Extracted data entries:
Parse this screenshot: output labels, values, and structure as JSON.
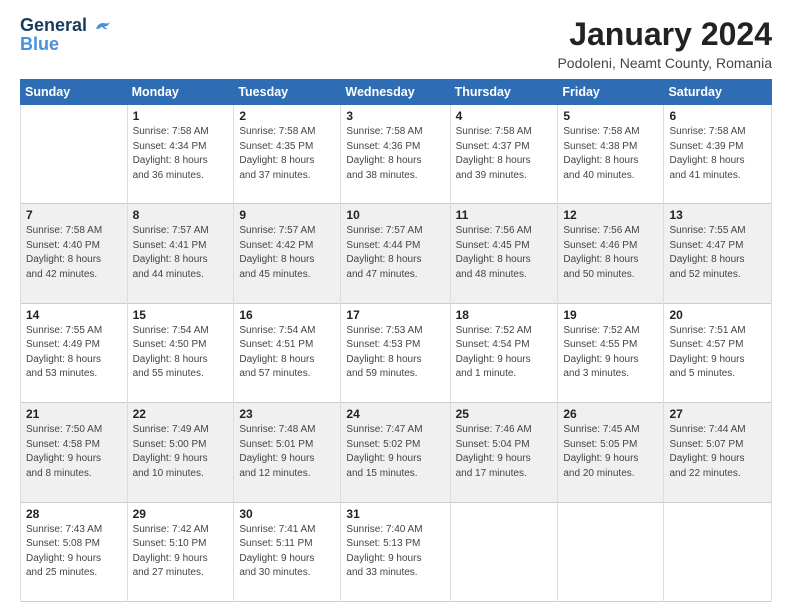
{
  "logo": {
    "line1": "General",
    "line2": "Blue"
  },
  "title": "January 2024",
  "subtitle": "Podoleni, Neamt County, Romania",
  "weekdays": [
    "Sunday",
    "Monday",
    "Tuesday",
    "Wednesday",
    "Thursday",
    "Friday",
    "Saturday"
  ],
  "weeks": [
    [
      {
        "day": "",
        "info": ""
      },
      {
        "day": "1",
        "info": "Sunrise: 7:58 AM\nSunset: 4:34 PM\nDaylight: 8 hours\nand 36 minutes."
      },
      {
        "day": "2",
        "info": "Sunrise: 7:58 AM\nSunset: 4:35 PM\nDaylight: 8 hours\nand 37 minutes."
      },
      {
        "day": "3",
        "info": "Sunrise: 7:58 AM\nSunset: 4:36 PM\nDaylight: 8 hours\nand 38 minutes."
      },
      {
        "day": "4",
        "info": "Sunrise: 7:58 AM\nSunset: 4:37 PM\nDaylight: 8 hours\nand 39 minutes."
      },
      {
        "day": "5",
        "info": "Sunrise: 7:58 AM\nSunset: 4:38 PM\nDaylight: 8 hours\nand 40 minutes."
      },
      {
        "day": "6",
        "info": "Sunrise: 7:58 AM\nSunset: 4:39 PM\nDaylight: 8 hours\nand 41 minutes."
      }
    ],
    [
      {
        "day": "7",
        "info": "Sunrise: 7:58 AM\nSunset: 4:40 PM\nDaylight: 8 hours\nand 42 minutes."
      },
      {
        "day": "8",
        "info": "Sunrise: 7:57 AM\nSunset: 4:41 PM\nDaylight: 8 hours\nand 44 minutes."
      },
      {
        "day": "9",
        "info": "Sunrise: 7:57 AM\nSunset: 4:42 PM\nDaylight: 8 hours\nand 45 minutes."
      },
      {
        "day": "10",
        "info": "Sunrise: 7:57 AM\nSunset: 4:44 PM\nDaylight: 8 hours\nand 47 minutes."
      },
      {
        "day": "11",
        "info": "Sunrise: 7:56 AM\nSunset: 4:45 PM\nDaylight: 8 hours\nand 48 minutes."
      },
      {
        "day": "12",
        "info": "Sunrise: 7:56 AM\nSunset: 4:46 PM\nDaylight: 8 hours\nand 50 minutes."
      },
      {
        "day": "13",
        "info": "Sunrise: 7:55 AM\nSunset: 4:47 PM\nDaylight: 8 hours\nand 52 minutes."
      }
    ],
    [
      {
        "day": "14",
        "info": "Sunrise: 7:55 AM\nSunset: 4:49 PM\nDaylight: 8 hours\nand 53 minutes."
      },
      {
        "day": "15",
        "info": "Sunrise: 7:54 AM\nSunset: 4:50 PM\nDaylight: 8 hours\nand 55 minutes."
      },
      {
        "day": "16",
        "info": "Sunrise: 7:54 AM\nSunset: 4:51 PM\nDaylight: 8 hours\nand 57 minutes."
      },
      {
        "day": "17",
        "info": "Sunrise: 7:53 AM\nSunset: 4:53 PM\nDaylight: 8 hours\nand 59 minutes."
      },
      {
        "day": "18",
        "info": "Sunrise: 7:52 AM\nSunset: 4:54 PM\nDaylight: 9 hours\nand 1 minute."
      },
      {
        "day": "19",
        "info": "Sunrise: 7:52 AM\nSunset: 4:55 PM\nDaylight: 9 hours\nand 3 minutes."
      },
      {
        "day": "20",
        "info": "Sunrise: 7:51 AM\nSunset: 4:57 PM\nDaylight: 9 hours\nand 5 minutes."
      }
    ],
    [
      {
        "day": "21",
        "info": "Sunrise: 7:50 AM\nSunset: 4:58 PM\nDaylight: 9 hours\nand 8 minutes."
      },
      {
        "day": "22",
        "info": "Sunrise: 7:49 AM\nSunset: 5:00 PM\nDaylight: 9 hours\nand 10 minutes."
      },
      {
        "day": "23",
        "info": "Sunrise: 7:48 AM\nSunset: 5:01 PM\nDaylight: 9 hours\nand 12 minutes."
      },
      {
        "day": "24",
        "info": "Sunrise: 7:47 AM\nSunset: 5:02 PM\nDaylight: 9 hours\nand 15 minutes."
      },
      {
        "day": "25",
        "info": "Sunrise: 7:46 AM\nSunset: 5:04 PM\nDaylight: 9 hours\nand 17 minutes."
      },
      {
        "day": "26",
        "info": "Sunrise: 7:45 AM\nSunset: 5:05 PM\nDaylight: 9 hours\nand 20 minutes."
      },
      {
        "day": "27",
        "info": "Sunrise: 7:44 AM\nSunset: 5:07 PM\nDaylight: 9 hours\nand 22 minutes."
      }
    ],
    [
      {
        "day": "28",
        "info": "Sunrise: 7:43 AM\nSunset: 5:08 PM\nDaylight: 9 hours\nand 25 minutes."
      },
      {
        "day": "29",
        "info": "Sunrise: 7:42 AM\nSunset: 5:10 PM\nDaylight: 9 hours\nand 27 minutes."
      },
      {
        "day": "30",
        "info": "Sunrise: 7:41 AM\nSunset: 5:11 PM\nDaylight: 9 hours\nand 30 minutes."
      },
      {
        "day": "31",
        "info": "Sunrise: 7:40 AM\nSunset: 5:13 PM\nDaylight: 9 hours\nand 33 minutes."
      },
      {
        "day": "",
        "info": ""
      },
      {
        "day": "",
        "info": ""
      },
      {
        "day": "",
        "info": ""
      }
    ]
  ]
}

> _Brief_
In the copy, include all records verbatim but no images.

> _Finished exercise_
Parse this screenshot: output labels, values, and structure as JSON.
{
  "logo": {
    "line1": "General",
    "line2": "Blue"
  },
  "title": "January 2024",
  "subtitle": "Podoleni, Neamt County, Romania",
  "weekdays": [
    "Sunday",
    "Monday",
    "Tuesday",
    "Wednesday",
    "Thursday",
    "Friday",
    "Saturday"
  ],
  "weeks": [
    [
      {
        "day": "",
        "info": ""
      },
      {
        "day": "1",
        "info": "Sunrise: 7:58 AM\nSunset: 4:34 PM\nDaylight: 8 hours\nand 36 minutes."
      },
      {
        "day": "2",
        "info": "Sunrise: 7:58 AM\nSunset: 4:35 PM\nDaylight: 8 hours\nand 37 minutes."
      },
      {
        "day": "3",
        "info": "Sunrise: 7:58 AM\nSunset: 4:36 PM\nDaylight: 8 hours\nand 38 minutes."
      },
      {
        "day": "4",
        "info": "Sunrise: 7:58 AM\nSunset: 4:37 PM\nDaylight: 8 hours\nand 39 minutes."
      },
      {
        "day": "5",
        "info": "Sunrise: 7:58 AM\nSunset: 4:38 PM\nDaylight: 8 hours\nand 40 minutes."
      },
      {
        "day": "6",
        "info": "Sunrise: 7:58 AM\nSunset: 4:39 PM\nDaylight: 8 hours\nand 41 minutes."
      }
    ],
    [
      {
        "day": "7",
        "info": "Sunrise: 7:58 AM\nSunset: 4:40 PM\nDaylight: 8 hours\nand 42 minutes."
      },
      {
        "day": "8",
        "info": "Sunrise: 7:57 AM\nSunset: 4:41 PM\nDaylight: 8 hours\nand 44 minutes."
      },
      {
        "day": "9",
        "info": "Sunrise: 7:57 AM\nSunset: 4:42 PM\nDaylight: 8 hours\nand 45 minutes."
      },
      {
        "day": "10",
        "info": "Sunrise: 7:57 AM\nSunset: 4:44 PM\nDaylight: 8 hours\nand 47 minutes."
      },
      {
        "day": "11",
        "info": "Sunrise: 7:56 AM\nSunset: 4:45 PM\nDaylight: 8 hours\nand 48 minutes."
      },
      {
        "day": "12",
        "info": "Sunrise: 7:56 AM\nSunset: 4:46 PM\nDaylight: 8 hours\nand 50 minutes."
      },
      {
        "day": "13",
        "info": "Sunrise: 7:55 AM\nSunset: 4:47 PM\nDaylight: 8 hours\nand 52 minutes."
      }
    ],
    [
      {
        "day": "14",
        "info": "Sunrise: 7:55 AM\nSunset: 4:49 PM\nDaylight: 8 hours\nand 53 minutes."
      },
      {
        "day": "15",
        "info": "Sunrise: 7:54 AM\nSunset: 4:50 PM\nDaylight: 8 hours\nand 55 minutes."
      },
      {
        "day": "16",
        "info": "Sunrise: 7:54 AM\nSunset: 4:51 PM\nDaylight: 8 hours\nand 57 minutes."
      },
      {
        "day": "17",
        "info": "Sunrise: 7:53 AM\nSunset: 4:53 PM\nDaylight: 8 hours\nand 59 minutes."
      },
      {
        "day": "18",
        "info": "Sunrise: 7:52 AM\nSunset: 4:54 PM\nDaylight: 9 hours\nand 1 minute."
      },
      {
        "day": "19",
        "info": "Sunrise: 7:52 AM\nSunset: 4:55 PM\nDaylight: 9 hours\nand 3 minutes."
      },
      {
        "day": "20",
        "info": "Sunrise: 7:51 AM\nSunset: 4:57 PM\nDaylight: 9 hours\nand 5 minutes."
      }
    ],
    [
      {
        "day": "21",
        "info": "Sunrise: 7:50 AM\nSunset: 4:58 PM\nDaylight: 9 hours\nand 8 minutes."
      },
      {
        "day": "22",
        "info": "Sunrise: 7:49 AM\nSunset: 5:00 PM\nDaylight: 9 hours\nand 10 minutes."
      },
      {
        "day": "23",
        "info": "Sunrise: 7:48 AM\nSunset: 5:01 PM\nDaylight: 9 hours\nand 12 minutes."
      },
      {
        "day": "24",
        "info": "Sunrise: 7:47 AM\nSunset: 5:02 PM\nDaylight: 9 hours\nand 15 minutes."
      },
      {
        "day": "25",
        "info": "Sunrise: 7:46 AM\nSunset: 5:04 PM\nDaylight: 9 hours\nand 17 minutes."
      },
      {
        "day": "26",
        "info": "Sunrise: 7:45 AM\nSunset: 5:05 PM\nDaylight: 9 hours\nand 20 minutes."
      },
      {
        "day": "27",
        "info": "Sunrise: 7:44 AM\nSunset: 5:07 PM\nDaylight: 9 hours\nand 22 minutes."
      }
    ],
    [
      {
        "day": "28",
        "info": "Sunrise: 7:43 AM\nSunset: 5:08 PM\nDaylight: 9 hours\nand 25 minutes."
      },
      {
        "day": "29",
        "info": "Sunrise: 7:42 AM\nSunset: 5:10 PM\nDaylight: 9 hours\nand 27 minutes."
      },
      {
        "day": "30",
        "info": "Sunrise: 7:41 AM\nSunset: 5:11 PM\nDaylight: 9 hours\nand 30 minutes."
      },
      {
        "day": "31",
        "info": "Sunrise: 7:40 AM\nSunset: 5:13 PM\nDaylight: 9 hours\nand 33 minutes."
      },
      {
        "day": "",
        "info": ""
      },
      {
        "day": "",
        "info": ""
      },
      {
        "day": "",
        "info": ""
      }
    ]
  ]
}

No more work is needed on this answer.